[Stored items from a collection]
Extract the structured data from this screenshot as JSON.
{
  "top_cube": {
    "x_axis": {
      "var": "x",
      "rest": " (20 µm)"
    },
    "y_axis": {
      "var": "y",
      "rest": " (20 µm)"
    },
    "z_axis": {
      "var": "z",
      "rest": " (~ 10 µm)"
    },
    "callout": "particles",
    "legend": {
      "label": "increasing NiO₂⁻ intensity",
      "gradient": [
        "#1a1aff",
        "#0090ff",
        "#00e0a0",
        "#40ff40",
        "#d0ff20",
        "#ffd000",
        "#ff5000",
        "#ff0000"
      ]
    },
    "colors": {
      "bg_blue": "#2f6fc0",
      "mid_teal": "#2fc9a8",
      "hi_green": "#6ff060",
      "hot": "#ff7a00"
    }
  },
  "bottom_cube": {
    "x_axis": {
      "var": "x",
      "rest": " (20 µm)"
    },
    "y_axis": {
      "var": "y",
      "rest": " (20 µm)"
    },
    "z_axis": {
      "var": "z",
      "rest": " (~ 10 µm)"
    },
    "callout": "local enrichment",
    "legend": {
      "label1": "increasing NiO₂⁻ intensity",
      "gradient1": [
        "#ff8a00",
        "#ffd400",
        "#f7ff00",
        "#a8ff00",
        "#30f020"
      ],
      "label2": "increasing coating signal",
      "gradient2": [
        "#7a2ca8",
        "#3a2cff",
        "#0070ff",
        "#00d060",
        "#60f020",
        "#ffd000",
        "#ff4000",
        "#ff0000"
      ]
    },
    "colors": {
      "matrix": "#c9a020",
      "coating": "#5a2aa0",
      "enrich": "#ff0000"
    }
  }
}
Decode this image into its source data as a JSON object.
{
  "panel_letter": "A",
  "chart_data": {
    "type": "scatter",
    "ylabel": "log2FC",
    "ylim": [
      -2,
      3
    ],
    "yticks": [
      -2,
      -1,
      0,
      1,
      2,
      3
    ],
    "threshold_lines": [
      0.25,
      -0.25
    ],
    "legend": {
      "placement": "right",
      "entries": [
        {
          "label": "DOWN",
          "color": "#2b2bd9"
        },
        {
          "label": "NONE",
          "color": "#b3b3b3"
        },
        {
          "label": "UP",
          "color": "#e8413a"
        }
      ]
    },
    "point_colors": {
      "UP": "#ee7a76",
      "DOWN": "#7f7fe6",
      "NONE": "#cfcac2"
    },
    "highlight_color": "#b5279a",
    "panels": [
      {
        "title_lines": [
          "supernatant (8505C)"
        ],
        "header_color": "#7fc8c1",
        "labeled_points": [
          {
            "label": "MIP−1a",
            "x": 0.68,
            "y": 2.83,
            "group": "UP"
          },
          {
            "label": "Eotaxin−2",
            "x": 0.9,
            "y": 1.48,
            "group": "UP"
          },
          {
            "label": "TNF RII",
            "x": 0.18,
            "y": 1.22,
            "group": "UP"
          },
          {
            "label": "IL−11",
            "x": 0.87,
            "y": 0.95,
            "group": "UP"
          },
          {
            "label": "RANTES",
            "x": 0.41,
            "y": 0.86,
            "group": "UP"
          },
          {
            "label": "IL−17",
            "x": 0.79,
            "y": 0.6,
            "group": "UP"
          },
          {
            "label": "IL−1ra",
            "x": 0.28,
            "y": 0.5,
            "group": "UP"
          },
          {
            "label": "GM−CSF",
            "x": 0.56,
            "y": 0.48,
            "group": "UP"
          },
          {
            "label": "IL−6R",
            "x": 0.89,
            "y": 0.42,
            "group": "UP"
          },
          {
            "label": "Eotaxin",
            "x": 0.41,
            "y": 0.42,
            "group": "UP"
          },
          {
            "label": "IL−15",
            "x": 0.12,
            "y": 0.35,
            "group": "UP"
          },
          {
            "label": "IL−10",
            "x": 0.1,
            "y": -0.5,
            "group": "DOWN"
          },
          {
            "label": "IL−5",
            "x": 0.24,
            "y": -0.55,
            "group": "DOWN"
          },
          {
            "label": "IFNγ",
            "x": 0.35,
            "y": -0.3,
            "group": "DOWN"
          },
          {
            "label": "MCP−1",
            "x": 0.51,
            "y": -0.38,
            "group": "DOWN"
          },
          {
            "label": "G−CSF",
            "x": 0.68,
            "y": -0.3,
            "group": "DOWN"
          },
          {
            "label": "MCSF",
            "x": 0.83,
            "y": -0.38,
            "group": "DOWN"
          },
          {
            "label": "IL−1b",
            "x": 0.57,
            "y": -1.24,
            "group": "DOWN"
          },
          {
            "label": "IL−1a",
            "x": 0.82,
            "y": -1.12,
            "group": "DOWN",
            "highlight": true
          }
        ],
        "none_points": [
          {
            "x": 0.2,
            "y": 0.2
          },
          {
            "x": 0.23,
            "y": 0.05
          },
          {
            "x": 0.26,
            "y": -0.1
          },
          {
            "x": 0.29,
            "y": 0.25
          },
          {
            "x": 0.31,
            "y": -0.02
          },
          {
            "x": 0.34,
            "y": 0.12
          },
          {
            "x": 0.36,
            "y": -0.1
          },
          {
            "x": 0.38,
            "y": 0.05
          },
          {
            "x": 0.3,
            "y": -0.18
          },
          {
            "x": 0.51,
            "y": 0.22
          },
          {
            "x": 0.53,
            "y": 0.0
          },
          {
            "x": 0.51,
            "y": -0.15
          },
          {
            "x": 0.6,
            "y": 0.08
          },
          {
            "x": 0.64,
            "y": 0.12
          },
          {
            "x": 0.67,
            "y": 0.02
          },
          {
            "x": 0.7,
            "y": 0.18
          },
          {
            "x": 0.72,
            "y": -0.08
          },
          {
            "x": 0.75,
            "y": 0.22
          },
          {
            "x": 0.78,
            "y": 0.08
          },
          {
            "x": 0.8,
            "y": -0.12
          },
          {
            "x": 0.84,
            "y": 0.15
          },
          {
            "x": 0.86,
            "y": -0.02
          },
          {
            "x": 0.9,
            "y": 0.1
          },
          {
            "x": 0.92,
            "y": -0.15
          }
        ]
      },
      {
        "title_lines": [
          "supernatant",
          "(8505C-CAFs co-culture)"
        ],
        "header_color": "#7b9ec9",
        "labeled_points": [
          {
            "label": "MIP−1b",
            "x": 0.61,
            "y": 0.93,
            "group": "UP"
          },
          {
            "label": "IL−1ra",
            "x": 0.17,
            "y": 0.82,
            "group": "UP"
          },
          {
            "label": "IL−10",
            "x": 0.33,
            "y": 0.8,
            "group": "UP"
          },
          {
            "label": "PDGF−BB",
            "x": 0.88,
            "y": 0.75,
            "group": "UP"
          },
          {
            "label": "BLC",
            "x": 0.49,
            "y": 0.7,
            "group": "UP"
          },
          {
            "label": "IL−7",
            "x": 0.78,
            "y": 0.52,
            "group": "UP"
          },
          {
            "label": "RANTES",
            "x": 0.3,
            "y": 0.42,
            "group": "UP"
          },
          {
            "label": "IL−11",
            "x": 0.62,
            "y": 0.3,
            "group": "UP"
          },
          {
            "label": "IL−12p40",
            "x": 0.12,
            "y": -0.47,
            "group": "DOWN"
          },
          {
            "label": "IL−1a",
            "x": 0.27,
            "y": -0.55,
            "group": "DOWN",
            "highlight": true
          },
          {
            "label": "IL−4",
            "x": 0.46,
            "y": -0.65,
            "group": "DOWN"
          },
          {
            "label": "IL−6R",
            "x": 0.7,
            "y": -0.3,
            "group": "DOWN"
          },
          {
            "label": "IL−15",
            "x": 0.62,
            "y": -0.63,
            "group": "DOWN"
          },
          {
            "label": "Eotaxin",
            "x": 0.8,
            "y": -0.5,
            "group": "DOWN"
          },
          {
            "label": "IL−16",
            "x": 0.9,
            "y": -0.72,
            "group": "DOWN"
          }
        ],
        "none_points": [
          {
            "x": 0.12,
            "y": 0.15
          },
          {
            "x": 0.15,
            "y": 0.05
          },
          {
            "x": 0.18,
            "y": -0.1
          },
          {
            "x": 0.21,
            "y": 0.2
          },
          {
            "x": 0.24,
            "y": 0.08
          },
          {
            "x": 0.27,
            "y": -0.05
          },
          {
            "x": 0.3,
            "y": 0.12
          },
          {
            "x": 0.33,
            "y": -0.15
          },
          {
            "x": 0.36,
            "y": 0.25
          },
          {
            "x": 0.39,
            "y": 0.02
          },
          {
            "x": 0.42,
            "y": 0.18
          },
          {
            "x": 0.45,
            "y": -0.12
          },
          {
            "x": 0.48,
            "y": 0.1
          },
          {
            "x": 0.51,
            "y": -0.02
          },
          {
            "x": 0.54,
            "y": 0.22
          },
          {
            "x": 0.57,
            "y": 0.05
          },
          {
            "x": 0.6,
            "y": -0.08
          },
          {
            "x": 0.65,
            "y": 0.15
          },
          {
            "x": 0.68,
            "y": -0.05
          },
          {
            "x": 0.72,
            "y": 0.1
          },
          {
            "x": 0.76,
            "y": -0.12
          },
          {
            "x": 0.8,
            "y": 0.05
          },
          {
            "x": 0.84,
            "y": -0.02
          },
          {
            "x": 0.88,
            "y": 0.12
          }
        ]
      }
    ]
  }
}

• Exercise objective
Find each line with the string "callout" and copy it out.

• Finished task
    "callout": "particles",
    "callout": "local enrichment",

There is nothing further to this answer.